The exercise
Check every line of the data below for the string "Systems", and copy the ones that hold it.

>> start

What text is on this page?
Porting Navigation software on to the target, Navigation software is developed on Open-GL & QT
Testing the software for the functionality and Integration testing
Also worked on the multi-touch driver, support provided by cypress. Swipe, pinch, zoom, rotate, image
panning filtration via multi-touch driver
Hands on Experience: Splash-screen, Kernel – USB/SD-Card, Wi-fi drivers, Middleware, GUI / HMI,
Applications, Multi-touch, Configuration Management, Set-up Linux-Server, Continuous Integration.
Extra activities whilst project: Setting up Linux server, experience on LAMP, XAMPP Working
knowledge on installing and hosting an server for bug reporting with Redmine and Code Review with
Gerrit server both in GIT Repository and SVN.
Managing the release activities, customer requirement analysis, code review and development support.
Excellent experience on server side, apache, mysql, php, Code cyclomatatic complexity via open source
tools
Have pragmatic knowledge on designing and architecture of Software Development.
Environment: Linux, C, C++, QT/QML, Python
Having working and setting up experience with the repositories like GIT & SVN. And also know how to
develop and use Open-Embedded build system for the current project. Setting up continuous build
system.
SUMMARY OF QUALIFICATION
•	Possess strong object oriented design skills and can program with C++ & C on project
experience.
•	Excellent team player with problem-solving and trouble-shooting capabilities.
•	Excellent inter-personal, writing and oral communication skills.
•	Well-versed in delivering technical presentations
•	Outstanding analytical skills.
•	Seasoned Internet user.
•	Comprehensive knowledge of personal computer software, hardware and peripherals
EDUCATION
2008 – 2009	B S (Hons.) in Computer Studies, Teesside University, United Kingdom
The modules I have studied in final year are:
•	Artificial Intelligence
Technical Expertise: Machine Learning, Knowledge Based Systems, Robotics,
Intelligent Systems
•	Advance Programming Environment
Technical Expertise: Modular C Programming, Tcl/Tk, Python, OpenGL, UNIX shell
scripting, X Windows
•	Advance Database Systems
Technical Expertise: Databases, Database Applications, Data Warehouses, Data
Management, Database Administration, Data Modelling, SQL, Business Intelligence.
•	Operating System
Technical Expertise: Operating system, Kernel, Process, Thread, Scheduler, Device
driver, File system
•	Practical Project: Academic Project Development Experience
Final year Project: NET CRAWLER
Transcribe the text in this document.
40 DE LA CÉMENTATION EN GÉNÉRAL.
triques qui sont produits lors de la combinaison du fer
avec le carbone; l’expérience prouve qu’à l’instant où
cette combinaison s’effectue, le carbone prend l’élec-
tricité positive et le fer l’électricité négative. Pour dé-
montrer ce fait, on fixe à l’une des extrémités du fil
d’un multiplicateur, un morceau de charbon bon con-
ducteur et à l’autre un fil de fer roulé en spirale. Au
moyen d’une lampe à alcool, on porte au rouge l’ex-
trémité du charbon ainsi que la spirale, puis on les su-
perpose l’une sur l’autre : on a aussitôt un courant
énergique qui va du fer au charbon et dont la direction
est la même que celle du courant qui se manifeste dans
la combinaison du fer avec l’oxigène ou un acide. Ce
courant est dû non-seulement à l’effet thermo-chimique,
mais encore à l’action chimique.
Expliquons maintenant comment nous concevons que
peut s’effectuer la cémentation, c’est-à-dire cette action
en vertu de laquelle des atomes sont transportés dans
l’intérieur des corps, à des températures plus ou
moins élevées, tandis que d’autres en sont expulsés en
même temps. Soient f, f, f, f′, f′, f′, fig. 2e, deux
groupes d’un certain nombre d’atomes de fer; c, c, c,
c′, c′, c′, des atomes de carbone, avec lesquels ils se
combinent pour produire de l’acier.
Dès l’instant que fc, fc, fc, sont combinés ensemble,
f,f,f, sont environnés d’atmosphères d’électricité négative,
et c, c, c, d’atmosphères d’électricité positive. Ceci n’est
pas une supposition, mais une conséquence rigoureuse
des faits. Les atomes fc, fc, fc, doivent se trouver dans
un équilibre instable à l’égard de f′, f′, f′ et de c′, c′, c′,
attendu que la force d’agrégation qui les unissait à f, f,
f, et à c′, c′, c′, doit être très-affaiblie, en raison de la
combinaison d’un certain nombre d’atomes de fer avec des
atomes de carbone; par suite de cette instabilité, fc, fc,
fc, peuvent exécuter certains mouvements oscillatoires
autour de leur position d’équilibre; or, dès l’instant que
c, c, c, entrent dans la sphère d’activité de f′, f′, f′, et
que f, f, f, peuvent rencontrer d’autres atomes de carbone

>> end

Correct response
Technical Expertise: Machine Learning, Knowledge Based Systems, Robotics,
Intelligent Systems
•	Advance Database Systems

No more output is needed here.